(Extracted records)
#####
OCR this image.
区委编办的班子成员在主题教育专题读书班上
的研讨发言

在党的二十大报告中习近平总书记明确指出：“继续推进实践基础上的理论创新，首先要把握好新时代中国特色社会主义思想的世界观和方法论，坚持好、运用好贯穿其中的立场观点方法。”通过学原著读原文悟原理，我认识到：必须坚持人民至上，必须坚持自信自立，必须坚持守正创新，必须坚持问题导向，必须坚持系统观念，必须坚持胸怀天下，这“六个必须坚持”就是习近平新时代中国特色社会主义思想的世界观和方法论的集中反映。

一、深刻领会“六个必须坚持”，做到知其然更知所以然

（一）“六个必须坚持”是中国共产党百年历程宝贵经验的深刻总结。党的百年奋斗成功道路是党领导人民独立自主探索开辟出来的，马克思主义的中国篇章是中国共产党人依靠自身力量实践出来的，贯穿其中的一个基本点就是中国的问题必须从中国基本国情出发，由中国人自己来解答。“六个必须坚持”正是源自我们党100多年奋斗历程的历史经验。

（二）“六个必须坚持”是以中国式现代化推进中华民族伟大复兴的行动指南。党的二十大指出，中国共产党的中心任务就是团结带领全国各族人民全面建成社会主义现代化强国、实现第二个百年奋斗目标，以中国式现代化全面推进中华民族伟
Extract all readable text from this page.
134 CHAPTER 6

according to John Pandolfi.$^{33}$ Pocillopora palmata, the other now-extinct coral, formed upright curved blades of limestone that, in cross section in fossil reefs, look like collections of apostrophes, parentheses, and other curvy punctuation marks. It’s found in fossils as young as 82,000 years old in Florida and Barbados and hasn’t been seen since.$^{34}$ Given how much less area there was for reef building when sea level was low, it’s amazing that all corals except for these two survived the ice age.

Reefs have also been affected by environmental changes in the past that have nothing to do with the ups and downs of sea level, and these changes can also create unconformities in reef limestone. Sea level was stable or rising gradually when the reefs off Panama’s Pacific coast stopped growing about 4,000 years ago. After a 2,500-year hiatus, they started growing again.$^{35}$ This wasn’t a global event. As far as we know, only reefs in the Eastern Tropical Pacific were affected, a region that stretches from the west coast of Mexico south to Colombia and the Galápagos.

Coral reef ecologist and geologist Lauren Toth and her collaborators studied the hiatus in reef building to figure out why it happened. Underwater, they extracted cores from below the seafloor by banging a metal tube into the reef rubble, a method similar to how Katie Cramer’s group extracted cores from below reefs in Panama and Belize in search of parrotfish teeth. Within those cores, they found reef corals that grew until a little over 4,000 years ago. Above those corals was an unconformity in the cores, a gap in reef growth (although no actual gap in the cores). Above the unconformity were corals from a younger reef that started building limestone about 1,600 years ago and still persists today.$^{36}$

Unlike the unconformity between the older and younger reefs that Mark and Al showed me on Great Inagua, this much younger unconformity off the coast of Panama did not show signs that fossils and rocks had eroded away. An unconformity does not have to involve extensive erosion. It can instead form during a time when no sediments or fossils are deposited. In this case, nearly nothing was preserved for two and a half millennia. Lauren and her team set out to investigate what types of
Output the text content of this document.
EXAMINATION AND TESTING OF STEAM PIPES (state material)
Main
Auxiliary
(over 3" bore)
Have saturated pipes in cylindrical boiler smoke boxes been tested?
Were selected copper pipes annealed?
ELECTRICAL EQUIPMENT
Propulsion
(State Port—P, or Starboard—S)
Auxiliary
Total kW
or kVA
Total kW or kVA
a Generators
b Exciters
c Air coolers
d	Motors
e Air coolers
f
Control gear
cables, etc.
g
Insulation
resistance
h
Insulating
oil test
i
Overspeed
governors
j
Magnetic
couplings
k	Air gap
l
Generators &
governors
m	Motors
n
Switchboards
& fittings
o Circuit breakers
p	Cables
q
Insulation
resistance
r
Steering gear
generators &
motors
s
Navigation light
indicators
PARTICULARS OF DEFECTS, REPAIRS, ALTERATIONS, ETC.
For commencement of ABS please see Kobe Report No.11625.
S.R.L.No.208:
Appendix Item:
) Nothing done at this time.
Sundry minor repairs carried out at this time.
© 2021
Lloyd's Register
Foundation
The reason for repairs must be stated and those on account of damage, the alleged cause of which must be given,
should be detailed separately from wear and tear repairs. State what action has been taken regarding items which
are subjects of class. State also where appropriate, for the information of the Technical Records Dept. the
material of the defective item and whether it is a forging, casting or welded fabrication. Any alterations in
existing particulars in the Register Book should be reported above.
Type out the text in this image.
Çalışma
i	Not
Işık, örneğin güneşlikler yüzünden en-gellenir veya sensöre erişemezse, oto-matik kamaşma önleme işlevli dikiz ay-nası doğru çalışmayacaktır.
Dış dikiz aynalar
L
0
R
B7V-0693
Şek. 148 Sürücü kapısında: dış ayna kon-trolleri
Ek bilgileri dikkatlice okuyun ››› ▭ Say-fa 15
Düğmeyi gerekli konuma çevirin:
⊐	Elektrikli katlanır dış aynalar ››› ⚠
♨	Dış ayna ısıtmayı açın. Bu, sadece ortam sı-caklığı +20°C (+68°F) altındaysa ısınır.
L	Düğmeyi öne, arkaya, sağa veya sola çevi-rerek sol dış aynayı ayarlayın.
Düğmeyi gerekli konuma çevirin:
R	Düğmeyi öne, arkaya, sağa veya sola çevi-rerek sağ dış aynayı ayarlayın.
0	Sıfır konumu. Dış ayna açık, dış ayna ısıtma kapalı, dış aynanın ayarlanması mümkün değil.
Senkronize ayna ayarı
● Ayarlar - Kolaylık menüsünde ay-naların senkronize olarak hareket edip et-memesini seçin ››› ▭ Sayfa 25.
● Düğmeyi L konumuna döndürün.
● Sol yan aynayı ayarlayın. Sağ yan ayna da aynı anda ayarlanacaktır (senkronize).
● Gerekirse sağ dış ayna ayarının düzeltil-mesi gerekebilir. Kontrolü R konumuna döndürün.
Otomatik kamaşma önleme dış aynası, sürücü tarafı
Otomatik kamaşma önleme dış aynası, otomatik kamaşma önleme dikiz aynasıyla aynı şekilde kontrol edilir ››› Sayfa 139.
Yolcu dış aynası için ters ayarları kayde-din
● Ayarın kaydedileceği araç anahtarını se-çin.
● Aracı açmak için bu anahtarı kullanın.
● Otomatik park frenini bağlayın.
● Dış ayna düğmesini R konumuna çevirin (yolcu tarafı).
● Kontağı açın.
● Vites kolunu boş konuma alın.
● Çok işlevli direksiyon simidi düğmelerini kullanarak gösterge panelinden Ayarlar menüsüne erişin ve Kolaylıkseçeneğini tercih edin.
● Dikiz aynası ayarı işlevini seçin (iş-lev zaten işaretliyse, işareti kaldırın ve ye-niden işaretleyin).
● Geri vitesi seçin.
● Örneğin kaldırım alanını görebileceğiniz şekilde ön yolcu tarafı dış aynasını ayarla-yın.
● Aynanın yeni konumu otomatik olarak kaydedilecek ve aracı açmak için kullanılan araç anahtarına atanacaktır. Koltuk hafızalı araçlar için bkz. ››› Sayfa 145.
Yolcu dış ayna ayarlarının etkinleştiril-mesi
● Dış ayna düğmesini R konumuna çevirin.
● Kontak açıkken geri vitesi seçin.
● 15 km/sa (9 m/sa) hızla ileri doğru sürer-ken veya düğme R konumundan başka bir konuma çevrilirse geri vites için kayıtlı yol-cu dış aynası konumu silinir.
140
#####
Identify the lines in the entries above that contain "döndürün", then copy them out.

### Output for this task
● Düğmeyi L konumuna döndürün.
● Gerekirse sağ dış ayna ayarının düzeltil-mesi gerekebilir. Kontrolü R konumuna döndürün.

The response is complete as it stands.